───── INFORMATION PROVIDED

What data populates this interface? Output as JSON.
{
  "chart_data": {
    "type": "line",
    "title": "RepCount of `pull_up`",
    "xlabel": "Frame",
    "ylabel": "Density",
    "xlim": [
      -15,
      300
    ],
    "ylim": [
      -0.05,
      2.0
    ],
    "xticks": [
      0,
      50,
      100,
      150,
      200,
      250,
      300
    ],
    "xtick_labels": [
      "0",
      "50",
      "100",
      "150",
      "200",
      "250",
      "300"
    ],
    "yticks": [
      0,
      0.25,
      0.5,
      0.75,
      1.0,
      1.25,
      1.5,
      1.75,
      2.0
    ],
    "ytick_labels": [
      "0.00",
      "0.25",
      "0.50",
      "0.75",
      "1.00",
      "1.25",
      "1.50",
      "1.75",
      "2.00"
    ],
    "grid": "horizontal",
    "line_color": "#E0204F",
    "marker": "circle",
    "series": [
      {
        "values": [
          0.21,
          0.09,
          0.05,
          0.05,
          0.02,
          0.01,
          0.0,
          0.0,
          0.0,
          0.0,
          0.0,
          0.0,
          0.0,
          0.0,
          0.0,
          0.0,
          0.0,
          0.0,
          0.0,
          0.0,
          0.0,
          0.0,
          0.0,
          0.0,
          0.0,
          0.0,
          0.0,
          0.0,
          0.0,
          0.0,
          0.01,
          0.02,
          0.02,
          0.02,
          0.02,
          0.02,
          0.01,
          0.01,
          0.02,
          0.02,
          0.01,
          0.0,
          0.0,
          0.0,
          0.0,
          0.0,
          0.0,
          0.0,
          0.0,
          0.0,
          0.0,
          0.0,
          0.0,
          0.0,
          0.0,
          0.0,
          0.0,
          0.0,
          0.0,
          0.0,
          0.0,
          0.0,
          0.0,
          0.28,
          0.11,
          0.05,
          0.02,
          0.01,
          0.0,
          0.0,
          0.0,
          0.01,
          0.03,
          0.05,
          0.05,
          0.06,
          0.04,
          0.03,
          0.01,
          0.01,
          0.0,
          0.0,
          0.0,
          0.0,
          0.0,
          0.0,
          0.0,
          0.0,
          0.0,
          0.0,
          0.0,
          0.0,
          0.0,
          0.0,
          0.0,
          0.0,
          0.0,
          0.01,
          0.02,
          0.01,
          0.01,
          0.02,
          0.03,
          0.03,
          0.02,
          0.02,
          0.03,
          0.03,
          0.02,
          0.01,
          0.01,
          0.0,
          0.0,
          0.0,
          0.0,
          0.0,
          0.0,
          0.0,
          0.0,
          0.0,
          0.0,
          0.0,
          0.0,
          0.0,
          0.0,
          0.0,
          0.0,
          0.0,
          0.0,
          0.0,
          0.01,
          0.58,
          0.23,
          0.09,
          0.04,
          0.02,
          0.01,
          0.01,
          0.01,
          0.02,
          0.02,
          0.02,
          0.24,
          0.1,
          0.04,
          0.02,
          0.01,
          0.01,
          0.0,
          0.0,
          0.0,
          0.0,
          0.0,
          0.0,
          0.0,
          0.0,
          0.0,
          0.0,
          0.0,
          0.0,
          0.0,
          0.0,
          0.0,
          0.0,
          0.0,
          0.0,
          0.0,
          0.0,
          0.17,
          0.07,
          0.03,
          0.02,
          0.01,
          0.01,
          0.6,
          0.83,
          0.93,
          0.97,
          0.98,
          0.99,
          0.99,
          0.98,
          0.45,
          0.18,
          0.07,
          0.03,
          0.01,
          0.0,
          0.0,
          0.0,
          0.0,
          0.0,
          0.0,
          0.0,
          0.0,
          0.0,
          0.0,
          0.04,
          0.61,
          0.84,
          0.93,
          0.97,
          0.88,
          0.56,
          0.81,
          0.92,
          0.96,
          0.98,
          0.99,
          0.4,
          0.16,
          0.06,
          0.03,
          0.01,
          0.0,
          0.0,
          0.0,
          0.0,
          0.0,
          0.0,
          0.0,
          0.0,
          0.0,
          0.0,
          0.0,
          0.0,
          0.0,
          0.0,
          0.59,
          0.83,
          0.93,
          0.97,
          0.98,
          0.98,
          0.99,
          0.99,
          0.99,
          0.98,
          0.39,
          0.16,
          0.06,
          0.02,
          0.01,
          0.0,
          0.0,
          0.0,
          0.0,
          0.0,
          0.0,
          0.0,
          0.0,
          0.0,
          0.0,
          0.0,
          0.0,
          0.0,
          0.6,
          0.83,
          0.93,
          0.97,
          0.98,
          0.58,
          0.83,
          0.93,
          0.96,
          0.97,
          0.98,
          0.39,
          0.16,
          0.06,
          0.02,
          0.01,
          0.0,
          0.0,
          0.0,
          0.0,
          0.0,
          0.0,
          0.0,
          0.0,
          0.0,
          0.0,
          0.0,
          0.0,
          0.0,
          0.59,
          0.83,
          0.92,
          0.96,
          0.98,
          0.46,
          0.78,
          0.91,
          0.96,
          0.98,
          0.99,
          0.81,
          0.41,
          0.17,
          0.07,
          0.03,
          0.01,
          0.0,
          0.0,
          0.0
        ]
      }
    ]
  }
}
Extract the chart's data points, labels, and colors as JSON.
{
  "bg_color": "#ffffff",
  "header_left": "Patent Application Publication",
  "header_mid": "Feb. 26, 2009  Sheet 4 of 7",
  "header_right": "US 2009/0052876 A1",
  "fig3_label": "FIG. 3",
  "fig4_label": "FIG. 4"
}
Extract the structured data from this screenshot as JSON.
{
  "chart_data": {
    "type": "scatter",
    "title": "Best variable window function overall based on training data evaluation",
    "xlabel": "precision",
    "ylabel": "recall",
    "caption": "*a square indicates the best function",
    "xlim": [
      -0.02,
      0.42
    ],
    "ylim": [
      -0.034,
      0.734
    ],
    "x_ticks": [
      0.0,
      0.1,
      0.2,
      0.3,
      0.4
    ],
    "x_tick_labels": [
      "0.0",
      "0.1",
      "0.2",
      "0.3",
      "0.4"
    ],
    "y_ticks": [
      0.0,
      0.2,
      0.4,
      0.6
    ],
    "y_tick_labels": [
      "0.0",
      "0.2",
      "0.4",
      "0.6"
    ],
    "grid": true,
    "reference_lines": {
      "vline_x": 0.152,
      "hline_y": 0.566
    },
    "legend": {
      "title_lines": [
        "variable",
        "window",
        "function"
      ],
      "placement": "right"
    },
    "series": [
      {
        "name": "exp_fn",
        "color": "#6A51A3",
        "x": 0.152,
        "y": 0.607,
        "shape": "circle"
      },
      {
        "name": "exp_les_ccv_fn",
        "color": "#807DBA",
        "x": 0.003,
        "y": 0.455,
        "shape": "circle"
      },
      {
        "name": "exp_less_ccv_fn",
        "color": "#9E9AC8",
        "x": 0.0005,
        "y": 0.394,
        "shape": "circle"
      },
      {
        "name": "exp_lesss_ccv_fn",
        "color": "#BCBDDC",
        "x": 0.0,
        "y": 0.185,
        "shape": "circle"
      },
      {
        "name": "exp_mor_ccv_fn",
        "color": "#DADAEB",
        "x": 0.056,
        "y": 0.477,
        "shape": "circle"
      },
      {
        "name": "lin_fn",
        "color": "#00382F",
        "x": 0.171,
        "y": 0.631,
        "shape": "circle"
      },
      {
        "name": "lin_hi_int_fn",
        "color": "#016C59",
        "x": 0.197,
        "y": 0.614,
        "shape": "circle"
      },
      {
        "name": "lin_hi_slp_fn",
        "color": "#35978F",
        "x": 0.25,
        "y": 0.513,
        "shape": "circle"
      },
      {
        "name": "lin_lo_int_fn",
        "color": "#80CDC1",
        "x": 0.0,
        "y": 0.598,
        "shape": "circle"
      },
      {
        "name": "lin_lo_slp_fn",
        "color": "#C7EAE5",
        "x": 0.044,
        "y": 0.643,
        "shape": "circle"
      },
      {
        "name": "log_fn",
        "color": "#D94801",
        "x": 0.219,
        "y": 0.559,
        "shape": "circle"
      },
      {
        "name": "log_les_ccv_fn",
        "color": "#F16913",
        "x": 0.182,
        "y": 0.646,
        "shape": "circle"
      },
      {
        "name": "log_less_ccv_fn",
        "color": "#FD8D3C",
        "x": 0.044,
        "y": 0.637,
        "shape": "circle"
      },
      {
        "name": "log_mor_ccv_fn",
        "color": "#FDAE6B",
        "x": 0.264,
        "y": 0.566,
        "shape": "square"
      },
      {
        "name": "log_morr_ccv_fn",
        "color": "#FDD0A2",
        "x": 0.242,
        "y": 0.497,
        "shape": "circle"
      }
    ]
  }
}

──────────

_DIRECTION_
Extract all lines that hold the word "this".

_TASK RESULT_
What data populates this interface? Output as JSON.
Extract the structured data from this screenshot as JSON.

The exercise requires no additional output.